[Extracted data entries]
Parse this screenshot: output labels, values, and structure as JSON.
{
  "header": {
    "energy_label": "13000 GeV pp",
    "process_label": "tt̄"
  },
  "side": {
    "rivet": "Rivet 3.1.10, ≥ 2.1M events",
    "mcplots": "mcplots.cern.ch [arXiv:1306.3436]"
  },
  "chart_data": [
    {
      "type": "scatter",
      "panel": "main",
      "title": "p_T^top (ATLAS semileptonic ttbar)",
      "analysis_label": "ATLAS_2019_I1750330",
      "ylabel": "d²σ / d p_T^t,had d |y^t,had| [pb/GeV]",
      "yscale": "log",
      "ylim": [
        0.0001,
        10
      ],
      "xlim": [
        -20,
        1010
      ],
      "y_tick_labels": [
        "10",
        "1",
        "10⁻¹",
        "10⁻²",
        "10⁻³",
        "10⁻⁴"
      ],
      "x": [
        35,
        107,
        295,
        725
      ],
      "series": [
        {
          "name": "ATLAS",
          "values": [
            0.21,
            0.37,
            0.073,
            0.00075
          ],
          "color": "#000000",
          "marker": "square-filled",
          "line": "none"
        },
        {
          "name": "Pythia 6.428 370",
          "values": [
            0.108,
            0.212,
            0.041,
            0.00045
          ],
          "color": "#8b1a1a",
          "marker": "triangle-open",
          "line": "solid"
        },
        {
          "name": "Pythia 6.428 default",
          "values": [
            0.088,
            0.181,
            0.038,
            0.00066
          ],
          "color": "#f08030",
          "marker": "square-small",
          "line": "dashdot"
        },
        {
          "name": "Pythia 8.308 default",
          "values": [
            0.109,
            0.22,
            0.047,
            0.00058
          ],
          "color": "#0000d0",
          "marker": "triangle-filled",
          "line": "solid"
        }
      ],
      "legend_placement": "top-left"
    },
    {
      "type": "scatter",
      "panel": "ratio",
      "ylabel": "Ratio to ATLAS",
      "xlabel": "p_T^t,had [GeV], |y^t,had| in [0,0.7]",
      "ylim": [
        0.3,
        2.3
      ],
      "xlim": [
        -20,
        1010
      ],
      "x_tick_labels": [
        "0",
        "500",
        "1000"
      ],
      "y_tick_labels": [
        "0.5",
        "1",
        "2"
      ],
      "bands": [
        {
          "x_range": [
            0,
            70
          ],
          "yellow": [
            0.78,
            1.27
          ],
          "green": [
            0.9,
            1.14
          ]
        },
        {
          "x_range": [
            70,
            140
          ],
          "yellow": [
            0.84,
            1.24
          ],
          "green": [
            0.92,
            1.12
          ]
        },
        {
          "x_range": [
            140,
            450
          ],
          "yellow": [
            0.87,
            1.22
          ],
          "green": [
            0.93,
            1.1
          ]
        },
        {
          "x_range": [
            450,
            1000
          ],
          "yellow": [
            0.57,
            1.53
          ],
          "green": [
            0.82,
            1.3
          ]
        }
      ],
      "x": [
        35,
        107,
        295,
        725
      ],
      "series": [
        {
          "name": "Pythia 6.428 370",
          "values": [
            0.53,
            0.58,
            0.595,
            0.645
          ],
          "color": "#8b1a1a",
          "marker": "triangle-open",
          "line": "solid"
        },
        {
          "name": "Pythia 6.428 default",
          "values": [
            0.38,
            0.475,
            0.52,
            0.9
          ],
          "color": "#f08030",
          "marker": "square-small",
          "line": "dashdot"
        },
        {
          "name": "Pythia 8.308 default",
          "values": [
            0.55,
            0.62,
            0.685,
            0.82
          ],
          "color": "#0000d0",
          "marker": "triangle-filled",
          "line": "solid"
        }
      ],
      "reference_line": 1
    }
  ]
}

» Problem
Go through the records above and set each one down exactly, please.

» Response
Parse this screenshot: output labels, values, and structure as JSON.
{
  "header": {
    "energy_label": "13000 GeV pp",
    "process_label": "tt̄"
  },
  "side": {
    "rivet": "Rivet 3.1.10, ≥ 2.1M events",
    "mcplots": "mcplots.cern.ch [arXiv:1306.3436]"
  },
  "chart_data": [
    {
      "type": "scatter",
      "panel": "main",
      "title": "p_T^top (ATLAS semileptonic ttbar)",
      "analysis_label": "ATLAS_2019_I1750330",
      "ylabel": "d²σ / d p_T^t,had d |y^t,had| [pb/GeV]",
      "yscale": "log",
      "ylim": [
        0.0001,
        10
      ],
      "xlim": [
        -20,
        1010
      ],
      "y_tick_labels": [
        "10",
        "1",
        "10⁻¹",
        "10⁻²",
        "10⁻³",
        "10⁻⁴"
      ],
      "x": [
        35,
        107,
        295,
        725
      ],
      "series": [
        {
          "name": "ATLAS",
          "values": [
            0.21,
            0.37,
            0.073,
            0.00075
          ],
          "color": "#000000",
          "marker": "square-filled",
          "line": "none"
        },
        {
          "name": "Pythia 6.428 370",
          "values": [
            0.108,
            0.212,
            0.041,
            0.00045
          ],
          "color": "#8b1a1a",
          "marker": "triangle-open",
          "line": "solid"
        },
        {
          "name": "Pythia 6.428 default",
          "values": [
            0.088,
            0.181,
            0.038,
            0.00066
          ],
          "color": "#f08030",
          "marker": "square-small",
          "line": "dashdot"
        },
        {
          "name": "Pythia 8.308 default",
          "values": [
            0.109,
            0.22,
            0.047,
            0.00058
          ],
          "color": "#0000d0",
          "marker": "triangle-filled",
          "line": "solid"
        }
      ],
      "legend_placement": "top-left"
    },
    {
      "type": "scatter",
      "panel": "ratio",
      "ylabel": "Ratio to ATLAS",
      "xlabel": "p_T^t,had [GeV], |y^t,had| in [0,0.7]",
      "ylim": [
        0.3,
        2.3
      ],
      "xlim": [
        -20,
        1010
      ],
      "x_tick_labels": [
        "0",
        "500",
        "1000"
      ],
      "y_tick_labels": [
        "0.5",
        "1",
        "2"
      ],
      "bands": [
        {
          "x_range": [
            0,
            70
          ],
          "yellow": [
            0.78,
            1.27
          ],
          "green": [
            0.9,
            1.14
          ]
        },
        {
          "x_range": [
            70,
            140
          ],
          "yellow": [
            0.84,
            1.24
          ],
          "green": [
            0.92,
            1.12
          ]
        },
        {
          "x_range": [
            140,
            450
          ],
          "yellow": [
            0.87,
            1.22
          ],
          "green": [
            0.93,
            1.1
          ]
        },
        {
          "x_range": [
            450,
            1000
          ],
          "yellow": [
            0.57,
            1.53
          ],
          "green": [
            0.82,
            1.3
          ]
        }
      ],
      "x": [
        35,
        107,
        295,
        725
      ],
      "series": [
        {
          "name": "Pythia 6.428 370",
          "values": [
            0.53,
            0.58,
            0.595,
            0.645
          ],
          "color": "#8b1a1a",
          "marker": "triangle-open",
          "line": "solid"
        },
        {
          "name": "Pythia 6.428 default",
          "values": [
            0.38,
            0.475,
            0.52,
            0.9
          ],
          "color": "#f08030",
          "marker": "square-small",
          "line": "dashdot"
        },
        {
          "name": "Pythia 8.308 default",
          "values": [
            0.55,
            0.62,
            0.685,
            0.82
          ],
          "color": "#0000d0",
          "marker": "triangle-filled",
          "line": "solid"
        }
      ],
      "reference_line": 1
    }
  ]
}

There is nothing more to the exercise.